═════ ОТРЫВОК ИЗ ИСТОЧНИКА

Опять же, если взять первую попавшуюся группу английских слов, что такое «воображение» (imagination) или «размышление» (reflection), как не вызов картины перед внутренним взором? Что такое «постижение» (comprehension), как не схватывание; «отвращение» (disgust), как не неприятный вкус; «внушение» (insinuation), как не проникновение в лоно чего-либо? Мужество (courage) — это «доброе сердце»; «прямота» (rectitude) — перпендикулярное положение; «строгость» (austerity) — сухость; «высокомерие» (superciliousness) — поднятие брови; «смирение» (humility) — нечто родственное земле; «удача» (fortune) — падение жребия; «добродетель» (virtue) — то, что подобает человеку; «человечность» (humanity) — надлежащая характеристика нашего рода; «учтивость» (courtesy) — заимствовано из дворцов; «бедствие» (calamity) — порыв ветра среди тростника. Что такое «отвращение» (aversion) и «склонность» (inclination), как не отворачивание от и наклонение к? «Ошибка» (error) — это блуждание с пути; «зависть» (envy) — взгляд на другого злым глазом; «эмоция» (emotion) — движение души; «влияние» (influence) — напоминает рябь, кружащуюся на поверхности потока; «небеса» (heaven) — навес, воздвигнутый (heaved) над нашими головами; «ад» (hell) — полое (hollow) пространство под нашими ногами; «религия» (religion) — торжественное изучение, или связывание, или новый выбор; «ангел» (angel) — посланник; «дух» (spirit) — лишь дуновение воздуха.

Последняя этимология напоминает нам, что мы можем перенести наши доказательства того, что мы утверждаем, в еще более высокие сферы, даже в трансцендентные сферы человеческой веры и поклонения. «Тайна» (mystery) происходит от «mu», имитации смыкания губ; «священник» (priest) — от «presbuteros», старейшина; «таинство» (sacrament) выводится из значения «клятва»; «крещение» (baptism) — это погружение; «умилостивление» (propitiation) — приближение; «мудрость» (wisdom) — то, что мы видели; даже само слово для обозначения Бога, как в санскрите, так и в китайском, означает лишь светлый эфир или звездное небо.

══════════

ЗАДАНИЯ:
1. Ответьте по отрывку об этимологии слов:
(a) Чем в отрывке названа «ошибка» (error)?
(b) От какого слова, по отрывку, происходит «священник» (priest)?
(c) Кем назван «ангел» (angel)?
2. Преобразуйте записи от самой первой строки до строки с «tab-console[interactable]: console (36, 81, 99, 101)» включительно в таблицу Markdown со столбцами «Номер» и «Строка». Пустые строки пропустите.

═════ ИСХОДНЫЕ МАТЕРИАЛЫ

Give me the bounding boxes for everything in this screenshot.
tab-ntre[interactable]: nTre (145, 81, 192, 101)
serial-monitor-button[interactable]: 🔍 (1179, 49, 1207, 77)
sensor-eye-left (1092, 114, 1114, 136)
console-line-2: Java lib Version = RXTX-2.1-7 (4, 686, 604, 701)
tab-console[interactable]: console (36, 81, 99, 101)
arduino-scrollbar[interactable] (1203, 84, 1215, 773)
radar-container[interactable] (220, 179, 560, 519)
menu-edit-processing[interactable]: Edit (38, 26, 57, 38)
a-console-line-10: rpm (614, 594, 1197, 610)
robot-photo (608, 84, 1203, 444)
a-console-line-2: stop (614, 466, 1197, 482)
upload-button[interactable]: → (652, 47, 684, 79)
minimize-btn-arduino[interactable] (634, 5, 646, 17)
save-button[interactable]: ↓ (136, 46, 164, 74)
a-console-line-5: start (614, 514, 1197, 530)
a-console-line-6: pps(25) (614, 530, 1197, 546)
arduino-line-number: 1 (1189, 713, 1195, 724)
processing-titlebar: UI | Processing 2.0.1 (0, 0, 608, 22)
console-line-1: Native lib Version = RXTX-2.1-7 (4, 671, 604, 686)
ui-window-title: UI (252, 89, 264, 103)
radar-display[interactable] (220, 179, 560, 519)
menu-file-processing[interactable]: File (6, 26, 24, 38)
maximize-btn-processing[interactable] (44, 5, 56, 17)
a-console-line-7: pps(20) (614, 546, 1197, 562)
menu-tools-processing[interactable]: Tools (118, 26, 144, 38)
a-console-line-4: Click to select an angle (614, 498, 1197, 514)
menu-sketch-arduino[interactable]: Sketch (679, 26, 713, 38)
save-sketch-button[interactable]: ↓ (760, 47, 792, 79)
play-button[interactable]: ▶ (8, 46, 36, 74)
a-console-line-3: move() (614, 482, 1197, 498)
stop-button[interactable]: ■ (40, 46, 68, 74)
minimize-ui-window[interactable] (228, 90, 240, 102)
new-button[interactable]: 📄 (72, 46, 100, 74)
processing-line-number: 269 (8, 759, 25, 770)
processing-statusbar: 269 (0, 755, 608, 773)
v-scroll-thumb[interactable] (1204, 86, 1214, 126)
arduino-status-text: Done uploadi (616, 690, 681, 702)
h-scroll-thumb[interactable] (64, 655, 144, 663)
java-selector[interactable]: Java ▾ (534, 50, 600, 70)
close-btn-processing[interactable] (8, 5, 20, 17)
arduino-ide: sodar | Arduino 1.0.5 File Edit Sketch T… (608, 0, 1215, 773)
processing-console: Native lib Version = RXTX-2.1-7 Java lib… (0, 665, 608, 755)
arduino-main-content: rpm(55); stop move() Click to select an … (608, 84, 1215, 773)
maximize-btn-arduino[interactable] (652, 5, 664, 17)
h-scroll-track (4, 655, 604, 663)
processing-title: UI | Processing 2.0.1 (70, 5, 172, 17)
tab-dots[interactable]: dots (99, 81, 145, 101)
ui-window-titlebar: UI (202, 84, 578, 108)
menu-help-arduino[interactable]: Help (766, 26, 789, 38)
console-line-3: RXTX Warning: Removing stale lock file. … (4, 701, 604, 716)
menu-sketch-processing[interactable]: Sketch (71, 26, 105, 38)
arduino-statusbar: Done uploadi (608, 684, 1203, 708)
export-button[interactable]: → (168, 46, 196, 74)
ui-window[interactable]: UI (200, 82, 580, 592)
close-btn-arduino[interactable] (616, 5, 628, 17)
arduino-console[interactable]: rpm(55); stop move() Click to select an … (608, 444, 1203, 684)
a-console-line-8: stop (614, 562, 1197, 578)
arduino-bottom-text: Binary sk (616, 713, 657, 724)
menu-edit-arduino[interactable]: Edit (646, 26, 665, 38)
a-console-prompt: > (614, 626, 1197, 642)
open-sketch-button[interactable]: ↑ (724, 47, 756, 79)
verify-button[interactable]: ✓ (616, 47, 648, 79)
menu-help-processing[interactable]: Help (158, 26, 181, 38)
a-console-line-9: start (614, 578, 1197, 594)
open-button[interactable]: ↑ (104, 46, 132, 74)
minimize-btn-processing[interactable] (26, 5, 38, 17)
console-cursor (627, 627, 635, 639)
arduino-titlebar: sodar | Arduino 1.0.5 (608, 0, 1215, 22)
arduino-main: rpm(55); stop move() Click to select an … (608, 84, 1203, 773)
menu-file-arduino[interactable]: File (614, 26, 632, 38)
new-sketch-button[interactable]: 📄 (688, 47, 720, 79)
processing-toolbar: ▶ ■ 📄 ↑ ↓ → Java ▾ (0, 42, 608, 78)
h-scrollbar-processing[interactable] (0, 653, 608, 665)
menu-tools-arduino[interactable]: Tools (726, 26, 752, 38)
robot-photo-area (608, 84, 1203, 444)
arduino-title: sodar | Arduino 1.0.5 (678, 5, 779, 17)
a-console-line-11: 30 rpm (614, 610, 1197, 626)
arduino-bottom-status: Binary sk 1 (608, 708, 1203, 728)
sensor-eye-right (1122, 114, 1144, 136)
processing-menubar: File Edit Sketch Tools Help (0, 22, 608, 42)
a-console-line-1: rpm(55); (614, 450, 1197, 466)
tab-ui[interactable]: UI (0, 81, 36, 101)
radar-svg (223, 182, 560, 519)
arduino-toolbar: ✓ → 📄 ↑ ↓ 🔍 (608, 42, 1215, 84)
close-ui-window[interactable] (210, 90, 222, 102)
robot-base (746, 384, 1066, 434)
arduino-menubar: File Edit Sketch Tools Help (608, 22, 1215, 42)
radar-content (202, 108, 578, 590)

══════════

ОТВЕТЫ ПО ПОРЯДКУ:
1.
(a) Блужданием с пути.
(b) От «presbuteros», старейшина.
(c) Посланником.

2.
| Номер | Строка |
|---|---|
| 1 | Give me the bounding boxes for everything in this screenshot. |
| 2 | tab-ntre[interactable]: nTre (145, 81, 192, 101) |
| 3 | serial-monitor-button[interactable]: 🔍 (1179, 49, 1207, 77) |
| 4 | sensor-eye-left (1092, 114, 1114, 136) |
| 5 | console-line-2: Java lib Version = RXTX-2.1-7 (4, 686, 604, 701) |
| 6 | tab-console[interactable]: console (36, 81, 99, 101) |